What you will do — Repeat the entire listing exactly as written.

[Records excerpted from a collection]
- - - - -

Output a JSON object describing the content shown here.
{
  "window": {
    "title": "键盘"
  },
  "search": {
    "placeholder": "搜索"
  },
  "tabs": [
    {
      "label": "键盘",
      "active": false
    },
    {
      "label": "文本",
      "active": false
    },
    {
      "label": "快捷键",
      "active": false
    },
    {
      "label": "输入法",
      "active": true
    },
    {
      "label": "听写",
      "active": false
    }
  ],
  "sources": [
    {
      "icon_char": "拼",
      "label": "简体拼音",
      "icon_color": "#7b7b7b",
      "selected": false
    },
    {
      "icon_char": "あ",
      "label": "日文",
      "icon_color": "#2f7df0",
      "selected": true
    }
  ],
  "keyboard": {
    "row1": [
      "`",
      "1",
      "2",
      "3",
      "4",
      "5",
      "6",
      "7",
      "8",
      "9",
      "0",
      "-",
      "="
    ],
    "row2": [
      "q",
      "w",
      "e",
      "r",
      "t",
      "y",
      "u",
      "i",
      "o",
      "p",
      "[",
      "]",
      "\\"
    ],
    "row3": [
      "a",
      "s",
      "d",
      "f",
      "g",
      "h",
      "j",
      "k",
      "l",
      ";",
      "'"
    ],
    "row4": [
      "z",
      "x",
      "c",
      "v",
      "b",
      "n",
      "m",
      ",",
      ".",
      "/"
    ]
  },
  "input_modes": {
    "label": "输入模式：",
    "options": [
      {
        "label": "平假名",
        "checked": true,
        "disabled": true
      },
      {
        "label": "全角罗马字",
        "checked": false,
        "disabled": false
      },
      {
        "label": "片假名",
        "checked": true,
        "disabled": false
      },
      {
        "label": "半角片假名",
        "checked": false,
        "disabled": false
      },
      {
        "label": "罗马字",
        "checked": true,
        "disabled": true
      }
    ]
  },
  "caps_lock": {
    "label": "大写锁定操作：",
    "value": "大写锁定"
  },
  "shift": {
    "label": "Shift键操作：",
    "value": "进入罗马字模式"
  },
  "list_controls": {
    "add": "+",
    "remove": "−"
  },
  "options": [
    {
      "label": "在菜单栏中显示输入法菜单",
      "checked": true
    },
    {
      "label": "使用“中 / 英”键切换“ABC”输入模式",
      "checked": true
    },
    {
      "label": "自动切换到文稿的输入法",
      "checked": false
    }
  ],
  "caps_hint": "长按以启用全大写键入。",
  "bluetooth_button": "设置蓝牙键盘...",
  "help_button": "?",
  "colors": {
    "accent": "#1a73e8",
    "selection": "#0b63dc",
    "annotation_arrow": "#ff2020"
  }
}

- - - - -

Task result —
Output a JSON object describing the content shown here.
{
  "window": {
    "title": "键盘"
  },
  "search": {
    "placeholder": "搜索"
  },
  "tabs": [
    {
      "label": "键盘",
      "active": false
    },
    {
      "label": "文本",
      "active": false
    },
    {
      "label": "快捷键",
      "active": false
    },
    {
      "label": "输入法",
      "active": true
    },
    {
      "label": "听写",
      "active": false
    }
  ],
  "sources": [
    {
      "icon_char": "拼",
      "label": "简体拼音",
      "icon_color": "#7b7b7b",
      "selected": false
    },
    {
      "icon_char": "あ",
      "label": "日文",
      "icon_color": "#2f7df0",
      "selected": true
    }
  ],
  "keyboard": {
    "row1": [
      "`",
      "1",
      "2",
      "3",
      "4",
      "5",
      "6",
      "7",
      "8",
      "9",
      "0",
      "-",
      "="
    ],
    "row2": [
      "q",
      "w",
      "e",
      "r",
      "t",
      "y",
      "u",
      "i",
      "o",
      "p",
      "[",
      "]",
      "\\"
    ],
    "row3": [
      "a",
      "s",
      "d",
      "f",
      "g",
      "h",
      "j",
      "k",
      "l",
      ";",
      "'"
    ],
    "row4": [
      "z",
      "x",
      "c",
      "v",
      "b",
      "n",
      "m",
      ",",
      ".",
      "/"
    ]
  },
  "input_modes": {
    "label": "输入模式：",
    "options": [
      {
        "label": "平假名",
        "checked": true,
        "disabled": true
      },
      {
        "label": "全角罗马字",
        "checked": false,
        "disabled": false
      },
      {
        "label": "片假名",
        "checked": true,
        "disabled": false
      },
      {
        "label": "半角片假名",
        "checked": false,
        "disabled": false
      },
      {
        "label": "罗马字",
        "checked": true,
        "disabled": true
      }
    ]
  },
  "caps_lock": {
    "label": "大写锁定操作：",
    "value": "大写锁定"
  },
  "shift": {
    "label": "Shift键操作：",
    "value": "进入罗马字模式"
  },
  "list_controls": {
    "add": "+",
    "remove": "−"
  },
  "options": [
    {
      "label": "在菜单栏中显示输入法菜单",
      "checked": true
    },
    {
      "label": "使用“中 / 英”键切换“ABC”输入模式",
      "checked": true
    },
    {
      "label": "自动切换到文稿的输入法",
      "checked": false
    }
  ],
  "caps_hint": "长按以启用全大写键入。",
  "bluetooth_button": "设置蓝牙键盘...",
  "help_button": "?",
  "colors": {
    "accent": "#1a73e8",
    "selection": "#0b63dc",
    "annotation_arrow": "#ff2020"
  }
}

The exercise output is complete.